Raw records:

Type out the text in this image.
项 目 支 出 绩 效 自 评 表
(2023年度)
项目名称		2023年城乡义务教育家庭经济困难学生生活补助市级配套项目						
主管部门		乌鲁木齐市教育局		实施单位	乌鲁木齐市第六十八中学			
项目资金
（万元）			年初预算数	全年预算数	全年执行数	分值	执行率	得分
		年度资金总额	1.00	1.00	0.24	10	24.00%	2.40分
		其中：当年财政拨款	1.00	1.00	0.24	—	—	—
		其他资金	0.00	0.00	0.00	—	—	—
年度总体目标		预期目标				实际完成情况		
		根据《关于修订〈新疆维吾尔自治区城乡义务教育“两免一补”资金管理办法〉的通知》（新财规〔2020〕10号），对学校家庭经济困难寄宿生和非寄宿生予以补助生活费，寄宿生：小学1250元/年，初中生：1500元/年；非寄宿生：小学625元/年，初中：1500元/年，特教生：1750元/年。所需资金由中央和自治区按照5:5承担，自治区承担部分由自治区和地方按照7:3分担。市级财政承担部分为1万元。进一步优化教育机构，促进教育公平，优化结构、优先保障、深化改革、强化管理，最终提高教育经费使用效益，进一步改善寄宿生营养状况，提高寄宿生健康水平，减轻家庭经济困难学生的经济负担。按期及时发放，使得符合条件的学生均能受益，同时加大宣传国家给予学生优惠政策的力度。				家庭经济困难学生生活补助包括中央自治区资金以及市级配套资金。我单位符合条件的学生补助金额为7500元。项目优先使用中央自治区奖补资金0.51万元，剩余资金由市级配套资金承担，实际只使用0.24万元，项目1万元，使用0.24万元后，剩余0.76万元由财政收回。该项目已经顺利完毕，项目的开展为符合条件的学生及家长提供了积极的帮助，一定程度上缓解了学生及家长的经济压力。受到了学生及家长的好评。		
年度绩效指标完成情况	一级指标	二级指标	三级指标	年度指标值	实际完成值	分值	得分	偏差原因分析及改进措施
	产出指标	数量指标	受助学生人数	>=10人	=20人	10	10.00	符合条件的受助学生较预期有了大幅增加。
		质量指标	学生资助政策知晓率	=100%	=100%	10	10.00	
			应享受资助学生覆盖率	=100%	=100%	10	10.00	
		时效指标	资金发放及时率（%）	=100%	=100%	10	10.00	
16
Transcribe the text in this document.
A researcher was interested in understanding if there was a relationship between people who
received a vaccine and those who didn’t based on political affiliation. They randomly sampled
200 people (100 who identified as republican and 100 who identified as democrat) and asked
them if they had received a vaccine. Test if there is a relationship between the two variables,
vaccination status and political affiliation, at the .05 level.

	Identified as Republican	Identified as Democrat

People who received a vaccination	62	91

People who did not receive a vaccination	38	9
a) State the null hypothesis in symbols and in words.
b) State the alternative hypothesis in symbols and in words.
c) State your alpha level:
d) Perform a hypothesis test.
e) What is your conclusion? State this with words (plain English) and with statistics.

▶ [Work required]
Write out every line from the records above, word for word.

▶ [Exercise answer]
Type out the text in this image.
项 目 支 出 绩 效 自 评 表
(2023年度)
项目名称		2023年城乡义务教育家庭经济困难学生生活补助市级配套项目						
主管部门		乌鲁木齐市教育局		实施单位	乌鲁木齐市第六十八中学			
项目资金
（万元）			年初预算数	全年预算数	全年执行数	分值	执行率	得分
		年度资金总额	1.00	1.00	0.24	10	24.00%	2.40分
		其中：当年财政拨款	1.00	1.00	0.24	—	—	—
		其他资金	0.00	0.00	0.00	—	—	—
年度总体目标		预期目标				实际完成情况		
		根据《关于修订〈新疆维吾尔自治区城乡义务教育“两免一补”资金管理办法〉的通知》（新财规〔2020〕10号），对学校家庭经济困难寄宿生和非寄宿生予以补助生活费，寄宿生：小学1250元/年，初中生：1500元/年；非寄宿生：小学625元/年，初中：1500元/年，特教生：1750元/年。所需资金由中央和自治区按照5:5承担，自治区承担部分由自治区和地方按照7:3分担。市级财政承担部分为1万元。进一步优化教育机构，促进教育公平，优化结构、优先保障、深化改革、强化管理，最终提高教育经费使用效益，进一步改善寄宿生营养状况，提高寄宿生健康水平，减轻家庭经济困难学生的经济负担。按期及时发放，使得符合条件的学生均能受益，同时加大宣传国家给予学生优惠政策的力度。				家庭经济困难学生生活补助包括中央自治区资金以及市级配套资金。我单位符合条件的学生补助金额为7500元。项目优先使用中央自治区奖补资金0.51万元，剩余资金由市级配套资金承担，实际只使用0.24万元，项目1万元，使用0.24万元后，剩余0.76万元由财政收回。该项目已经顺利完毕，项目的开展为符合条件的学生及家长提供了积极的帮助，一定程度上缓解了学生及家长的经济压力。受到了学生及家长的好评。		
年度绩效指标完成情况	一级指标	二级指标	三级指标	年度指标值	实际完成值	分值	得分	偏差原因分析及改进措施
	产出指标	数量指标	受助学生人数	>=10人	=20人	10	10.00	符合条件的受助学生较预期有了大幅增加。
		质量指标	学生资助政策知晓率	=100%	=100%	10	10.00	
			应享受资助学生覆盖率	=100%	=100%	10	10.00	
		时效指标	资金发放及时率（%）	=100%	=100%	10	10.00	
16
Transcribe the text in this document.
A researcher was interested in understanding if there was a relationship between people who
received a vaccine and those who didn’t based on political affiliation. They randomly sampled
200 people (100 who identified as republican and 100 who identified as democrat) and asked
them if they had received a vaccine. Test if there is a relationship between the two variables,
vaccination status and political affiliation, at the .05 level.

	Identified as Republican	Identified as Democrat

People who received a vaccination	62	91

People who did not receive a vaccination	38	9
a) State the null hypothesis in symbols and in words.
b) State the alternative hypothesis in symbols and in words.
c) State your alpha level:
d) Perform a hypothesis test.
e) What is your conclusion? State this with words (plain English) and with statistics.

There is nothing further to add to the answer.